■ Page text
┌────────

Awesome work on this! I wanted to share some thoughts based on my experience building Stacks Invoice Generator, where I tackled invoice generation for STX and Stacks tokens without smart contracts. One of the biggest challenges I faced was QR code functionality.

Initially, I wanted users to scan a QR code and have it automatically open their wallet (Xverse/Leather) with all payment details pre-filled—similar to Bitcoin or Ethereum payment URIs (e.g., bitcoin:address?amount=0.1). However, Stacks doesn’t currently support a universal payment link format, so I had to settle for QR codes that only contain the recipient’s address, requiring users to manually enter the amount and memo.

└────────

Data entries
┌────────

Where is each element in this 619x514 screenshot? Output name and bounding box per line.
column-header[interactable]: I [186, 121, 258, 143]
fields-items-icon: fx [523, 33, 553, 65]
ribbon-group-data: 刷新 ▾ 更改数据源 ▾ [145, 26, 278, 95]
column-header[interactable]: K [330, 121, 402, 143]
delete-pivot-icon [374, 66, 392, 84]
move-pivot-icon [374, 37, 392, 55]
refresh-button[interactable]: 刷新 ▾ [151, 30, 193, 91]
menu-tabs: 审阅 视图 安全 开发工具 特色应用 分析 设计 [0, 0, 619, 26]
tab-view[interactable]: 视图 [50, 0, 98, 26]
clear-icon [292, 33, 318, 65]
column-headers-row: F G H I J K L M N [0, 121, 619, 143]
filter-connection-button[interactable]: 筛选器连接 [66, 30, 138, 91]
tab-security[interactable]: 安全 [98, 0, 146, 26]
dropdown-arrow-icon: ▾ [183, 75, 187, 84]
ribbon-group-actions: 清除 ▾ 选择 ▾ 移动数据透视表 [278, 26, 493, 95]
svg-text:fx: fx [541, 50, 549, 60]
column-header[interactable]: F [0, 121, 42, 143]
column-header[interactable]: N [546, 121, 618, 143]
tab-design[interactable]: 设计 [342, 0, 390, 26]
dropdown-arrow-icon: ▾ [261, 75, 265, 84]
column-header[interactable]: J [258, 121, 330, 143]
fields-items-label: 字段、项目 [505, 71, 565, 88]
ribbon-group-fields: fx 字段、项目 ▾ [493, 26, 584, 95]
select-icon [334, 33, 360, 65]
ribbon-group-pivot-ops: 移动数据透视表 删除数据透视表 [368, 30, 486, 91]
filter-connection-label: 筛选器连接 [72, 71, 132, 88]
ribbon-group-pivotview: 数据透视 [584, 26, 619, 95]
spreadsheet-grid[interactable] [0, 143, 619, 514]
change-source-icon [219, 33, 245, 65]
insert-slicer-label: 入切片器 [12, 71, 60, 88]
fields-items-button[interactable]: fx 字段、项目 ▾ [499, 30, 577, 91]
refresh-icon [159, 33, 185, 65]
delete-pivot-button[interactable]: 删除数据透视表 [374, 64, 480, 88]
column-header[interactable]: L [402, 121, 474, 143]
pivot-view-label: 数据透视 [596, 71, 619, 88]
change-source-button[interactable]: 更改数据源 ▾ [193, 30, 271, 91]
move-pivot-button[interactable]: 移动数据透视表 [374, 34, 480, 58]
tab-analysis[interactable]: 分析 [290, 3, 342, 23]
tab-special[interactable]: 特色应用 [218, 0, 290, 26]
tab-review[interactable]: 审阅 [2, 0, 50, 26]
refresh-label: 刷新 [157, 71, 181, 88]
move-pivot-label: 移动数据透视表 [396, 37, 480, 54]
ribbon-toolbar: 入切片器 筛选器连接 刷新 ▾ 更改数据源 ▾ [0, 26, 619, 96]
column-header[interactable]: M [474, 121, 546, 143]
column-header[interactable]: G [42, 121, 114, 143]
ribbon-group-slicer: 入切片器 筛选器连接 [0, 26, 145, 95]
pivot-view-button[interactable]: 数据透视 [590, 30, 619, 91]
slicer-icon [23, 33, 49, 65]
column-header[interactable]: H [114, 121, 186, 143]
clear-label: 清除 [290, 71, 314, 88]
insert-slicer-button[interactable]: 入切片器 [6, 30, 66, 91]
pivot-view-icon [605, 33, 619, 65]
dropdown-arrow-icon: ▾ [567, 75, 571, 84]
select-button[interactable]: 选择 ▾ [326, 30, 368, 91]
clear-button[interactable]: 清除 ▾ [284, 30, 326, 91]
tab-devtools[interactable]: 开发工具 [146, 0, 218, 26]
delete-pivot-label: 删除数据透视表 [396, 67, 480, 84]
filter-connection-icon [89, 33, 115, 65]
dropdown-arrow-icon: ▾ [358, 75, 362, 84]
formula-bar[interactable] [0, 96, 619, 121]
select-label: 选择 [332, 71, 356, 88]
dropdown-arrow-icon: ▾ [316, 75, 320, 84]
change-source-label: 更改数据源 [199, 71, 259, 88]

└────────

■ Using the information
A – Answer these questions from the comment about building the Stacks Invoice Generator:
(i) For which currencies did the author build invoice generation, and without what?
(ii) Which two wallets are named as the ones the QR code would ideally open?
(iii) What do the QR codes the author settled on contain?
B – Carry the comment about the Stacks Invoice Generator's QR codes further, beginning after its final sentence.
The records were drawn from a separate source.

■ Answers to each task
A –
(i) STX and Stacks tokens, without smart contracts.
(ii) Xverse and Leather.
(iii) Only the recipient's address.

B –
I believe adding universal payment links for STX and tokens (e.g., stackspay:stx1abc...xyz?amount=100&token=STX&memo=Invoice123) would be a game-changer for the ecosystem. It would: ✅ Enable seamless integration between wallets and apps. ✅ Improve the user experience by eliminating manual data entry. ✅ Make STX payments feel as smooth as Lightning payments in Bitcoin.

Would love to hear your thoughts on this! Is this something that could fit into Stacks Pay?

QR codes are a core part of the experience i the proposal. Check out https://stackspay.org/ and the Merchant Section in the spec for details. The encoding also has the benefit of providing checksum so that users (stackpay parsers) can ensure that the QR codes have not been tampered with.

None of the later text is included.